## Problem statement
Show each line of the data below that has the string "price" in it.

(Chart and figure data)
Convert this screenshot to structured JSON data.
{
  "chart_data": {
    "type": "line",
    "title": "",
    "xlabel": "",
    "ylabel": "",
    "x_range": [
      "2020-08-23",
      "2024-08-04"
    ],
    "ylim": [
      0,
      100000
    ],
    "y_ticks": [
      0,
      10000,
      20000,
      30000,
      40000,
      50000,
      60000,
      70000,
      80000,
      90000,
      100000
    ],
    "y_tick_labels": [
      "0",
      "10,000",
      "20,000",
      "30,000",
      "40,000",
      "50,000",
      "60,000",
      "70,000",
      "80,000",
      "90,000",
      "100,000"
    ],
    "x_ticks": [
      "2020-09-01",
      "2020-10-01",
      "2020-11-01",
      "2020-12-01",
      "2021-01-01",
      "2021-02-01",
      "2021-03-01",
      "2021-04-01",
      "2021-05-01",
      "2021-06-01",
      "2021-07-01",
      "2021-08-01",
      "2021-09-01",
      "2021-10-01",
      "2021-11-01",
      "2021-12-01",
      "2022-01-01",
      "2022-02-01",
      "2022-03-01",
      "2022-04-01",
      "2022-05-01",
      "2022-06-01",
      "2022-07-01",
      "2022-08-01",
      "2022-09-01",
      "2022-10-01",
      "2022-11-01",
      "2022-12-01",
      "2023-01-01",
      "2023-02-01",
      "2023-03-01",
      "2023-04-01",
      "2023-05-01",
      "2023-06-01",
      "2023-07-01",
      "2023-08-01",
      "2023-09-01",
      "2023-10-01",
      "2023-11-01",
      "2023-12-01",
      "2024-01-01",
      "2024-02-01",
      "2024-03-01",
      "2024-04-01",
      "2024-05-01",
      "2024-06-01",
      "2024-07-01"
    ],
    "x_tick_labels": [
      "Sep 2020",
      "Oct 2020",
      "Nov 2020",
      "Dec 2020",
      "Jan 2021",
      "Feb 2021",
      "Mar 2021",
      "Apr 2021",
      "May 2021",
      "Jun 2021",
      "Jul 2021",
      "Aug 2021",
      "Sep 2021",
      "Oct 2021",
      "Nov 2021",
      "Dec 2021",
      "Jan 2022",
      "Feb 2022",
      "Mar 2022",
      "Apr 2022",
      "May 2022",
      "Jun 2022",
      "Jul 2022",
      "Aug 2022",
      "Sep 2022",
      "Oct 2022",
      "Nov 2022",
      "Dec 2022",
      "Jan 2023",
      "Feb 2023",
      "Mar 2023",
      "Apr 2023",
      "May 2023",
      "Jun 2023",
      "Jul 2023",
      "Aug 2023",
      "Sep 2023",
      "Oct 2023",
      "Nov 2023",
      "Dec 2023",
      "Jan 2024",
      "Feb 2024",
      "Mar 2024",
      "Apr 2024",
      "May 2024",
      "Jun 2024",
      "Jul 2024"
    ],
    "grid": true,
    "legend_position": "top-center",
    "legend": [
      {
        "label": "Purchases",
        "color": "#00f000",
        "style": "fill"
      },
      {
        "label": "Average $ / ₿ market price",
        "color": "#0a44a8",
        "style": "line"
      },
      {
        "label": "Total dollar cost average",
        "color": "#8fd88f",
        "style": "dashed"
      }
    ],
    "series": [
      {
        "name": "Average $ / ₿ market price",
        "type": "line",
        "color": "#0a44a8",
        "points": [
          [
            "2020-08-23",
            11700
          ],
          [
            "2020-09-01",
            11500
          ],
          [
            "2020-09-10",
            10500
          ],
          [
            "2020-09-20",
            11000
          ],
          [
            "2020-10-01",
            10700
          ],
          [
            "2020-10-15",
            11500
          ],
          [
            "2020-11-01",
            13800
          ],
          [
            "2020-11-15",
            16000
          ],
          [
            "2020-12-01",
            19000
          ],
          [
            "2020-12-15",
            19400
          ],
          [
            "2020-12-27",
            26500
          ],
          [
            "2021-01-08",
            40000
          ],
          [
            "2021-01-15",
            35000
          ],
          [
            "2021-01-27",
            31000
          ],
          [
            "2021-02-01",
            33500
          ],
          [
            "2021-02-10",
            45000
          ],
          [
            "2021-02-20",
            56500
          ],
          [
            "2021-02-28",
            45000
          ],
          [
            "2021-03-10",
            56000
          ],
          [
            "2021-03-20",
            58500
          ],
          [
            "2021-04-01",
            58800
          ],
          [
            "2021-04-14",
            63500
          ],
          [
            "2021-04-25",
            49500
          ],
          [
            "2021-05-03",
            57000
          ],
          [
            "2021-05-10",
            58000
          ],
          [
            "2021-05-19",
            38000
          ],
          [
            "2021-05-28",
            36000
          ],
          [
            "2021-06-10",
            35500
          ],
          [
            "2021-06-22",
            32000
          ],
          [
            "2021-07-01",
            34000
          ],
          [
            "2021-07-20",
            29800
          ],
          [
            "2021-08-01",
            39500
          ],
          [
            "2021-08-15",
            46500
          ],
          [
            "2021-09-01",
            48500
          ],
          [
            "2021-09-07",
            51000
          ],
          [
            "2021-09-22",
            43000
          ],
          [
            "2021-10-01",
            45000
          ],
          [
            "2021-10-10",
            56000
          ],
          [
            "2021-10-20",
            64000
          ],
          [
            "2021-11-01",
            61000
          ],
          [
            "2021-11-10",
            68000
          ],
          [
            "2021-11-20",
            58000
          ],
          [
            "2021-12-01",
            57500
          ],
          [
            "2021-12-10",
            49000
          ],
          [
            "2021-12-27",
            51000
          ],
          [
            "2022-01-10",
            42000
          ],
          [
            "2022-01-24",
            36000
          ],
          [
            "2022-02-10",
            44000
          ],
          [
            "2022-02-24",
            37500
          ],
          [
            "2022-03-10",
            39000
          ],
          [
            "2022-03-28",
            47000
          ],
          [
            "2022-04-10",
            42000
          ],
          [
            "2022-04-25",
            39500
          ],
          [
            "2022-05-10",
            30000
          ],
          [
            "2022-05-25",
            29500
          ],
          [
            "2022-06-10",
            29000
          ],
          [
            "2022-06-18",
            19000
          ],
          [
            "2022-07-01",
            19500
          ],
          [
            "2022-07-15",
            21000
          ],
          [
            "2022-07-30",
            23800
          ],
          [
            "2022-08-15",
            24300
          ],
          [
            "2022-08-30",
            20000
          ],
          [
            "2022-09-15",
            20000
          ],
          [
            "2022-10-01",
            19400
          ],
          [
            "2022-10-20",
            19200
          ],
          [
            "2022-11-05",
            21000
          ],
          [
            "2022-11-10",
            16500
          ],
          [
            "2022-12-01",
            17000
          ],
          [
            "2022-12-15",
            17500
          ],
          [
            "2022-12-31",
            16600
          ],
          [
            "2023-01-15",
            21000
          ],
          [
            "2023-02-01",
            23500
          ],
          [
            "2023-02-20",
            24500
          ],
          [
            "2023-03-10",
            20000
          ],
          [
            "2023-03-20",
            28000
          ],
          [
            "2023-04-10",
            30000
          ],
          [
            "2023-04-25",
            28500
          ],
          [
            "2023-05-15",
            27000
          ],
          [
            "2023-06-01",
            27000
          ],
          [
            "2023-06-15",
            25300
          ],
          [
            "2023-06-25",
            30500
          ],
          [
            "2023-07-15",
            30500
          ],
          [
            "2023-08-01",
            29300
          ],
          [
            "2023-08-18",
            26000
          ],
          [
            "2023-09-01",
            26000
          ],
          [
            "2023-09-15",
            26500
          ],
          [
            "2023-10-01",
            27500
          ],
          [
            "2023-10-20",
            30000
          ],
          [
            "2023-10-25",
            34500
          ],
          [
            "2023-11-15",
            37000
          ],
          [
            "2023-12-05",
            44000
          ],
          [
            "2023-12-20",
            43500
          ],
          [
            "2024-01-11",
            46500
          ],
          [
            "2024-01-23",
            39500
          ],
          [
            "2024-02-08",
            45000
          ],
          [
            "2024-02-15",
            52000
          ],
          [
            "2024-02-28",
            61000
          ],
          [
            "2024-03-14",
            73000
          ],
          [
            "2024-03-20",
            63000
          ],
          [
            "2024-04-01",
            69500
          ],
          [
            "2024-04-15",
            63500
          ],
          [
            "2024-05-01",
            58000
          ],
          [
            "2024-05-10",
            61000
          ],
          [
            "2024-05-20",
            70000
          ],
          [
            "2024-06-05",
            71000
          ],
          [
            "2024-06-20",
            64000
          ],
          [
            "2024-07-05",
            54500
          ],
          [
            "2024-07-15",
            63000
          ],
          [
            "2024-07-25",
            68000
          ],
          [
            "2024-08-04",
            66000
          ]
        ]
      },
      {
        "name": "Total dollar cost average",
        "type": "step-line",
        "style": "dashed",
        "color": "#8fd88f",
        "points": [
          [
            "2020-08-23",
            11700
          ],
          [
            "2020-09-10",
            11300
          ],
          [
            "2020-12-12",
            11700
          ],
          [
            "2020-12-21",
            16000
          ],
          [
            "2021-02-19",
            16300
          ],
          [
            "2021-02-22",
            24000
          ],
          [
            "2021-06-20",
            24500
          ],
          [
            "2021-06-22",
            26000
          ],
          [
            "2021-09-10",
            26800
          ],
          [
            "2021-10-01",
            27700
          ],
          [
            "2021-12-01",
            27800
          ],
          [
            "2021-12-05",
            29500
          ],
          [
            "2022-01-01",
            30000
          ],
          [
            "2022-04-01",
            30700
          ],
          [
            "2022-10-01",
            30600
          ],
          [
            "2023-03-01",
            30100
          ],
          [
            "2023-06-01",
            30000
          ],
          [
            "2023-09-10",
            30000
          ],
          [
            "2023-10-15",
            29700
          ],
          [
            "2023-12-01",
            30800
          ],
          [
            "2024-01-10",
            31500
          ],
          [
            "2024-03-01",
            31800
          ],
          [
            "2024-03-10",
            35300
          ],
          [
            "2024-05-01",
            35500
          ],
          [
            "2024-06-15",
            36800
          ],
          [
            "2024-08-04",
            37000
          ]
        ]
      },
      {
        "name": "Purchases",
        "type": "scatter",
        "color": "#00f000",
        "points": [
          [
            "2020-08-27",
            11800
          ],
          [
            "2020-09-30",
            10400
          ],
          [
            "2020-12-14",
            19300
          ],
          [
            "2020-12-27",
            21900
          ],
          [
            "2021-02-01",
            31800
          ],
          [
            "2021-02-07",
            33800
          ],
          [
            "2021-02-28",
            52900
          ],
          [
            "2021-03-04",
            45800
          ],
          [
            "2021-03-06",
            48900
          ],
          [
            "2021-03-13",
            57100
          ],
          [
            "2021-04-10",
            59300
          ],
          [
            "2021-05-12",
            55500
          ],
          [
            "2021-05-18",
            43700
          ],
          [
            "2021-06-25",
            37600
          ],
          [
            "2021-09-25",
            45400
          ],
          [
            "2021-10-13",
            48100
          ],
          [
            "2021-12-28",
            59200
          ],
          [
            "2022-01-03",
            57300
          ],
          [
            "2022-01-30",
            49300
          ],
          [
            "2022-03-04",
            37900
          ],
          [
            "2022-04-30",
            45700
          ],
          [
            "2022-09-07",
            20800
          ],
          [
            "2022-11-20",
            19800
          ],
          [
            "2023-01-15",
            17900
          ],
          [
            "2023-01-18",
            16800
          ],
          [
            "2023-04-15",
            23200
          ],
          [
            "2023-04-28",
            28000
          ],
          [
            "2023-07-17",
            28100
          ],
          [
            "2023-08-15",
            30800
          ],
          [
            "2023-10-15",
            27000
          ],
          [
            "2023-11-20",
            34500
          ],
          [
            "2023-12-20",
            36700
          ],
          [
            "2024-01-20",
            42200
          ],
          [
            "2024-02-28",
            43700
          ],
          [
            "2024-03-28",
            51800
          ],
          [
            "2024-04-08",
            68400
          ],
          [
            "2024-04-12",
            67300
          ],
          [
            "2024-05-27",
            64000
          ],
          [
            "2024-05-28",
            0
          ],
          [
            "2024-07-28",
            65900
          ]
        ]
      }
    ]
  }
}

## Response for this exercise
        "label": "Average $ / ₿ market price",
        "name": "Average $ / ₿ market price",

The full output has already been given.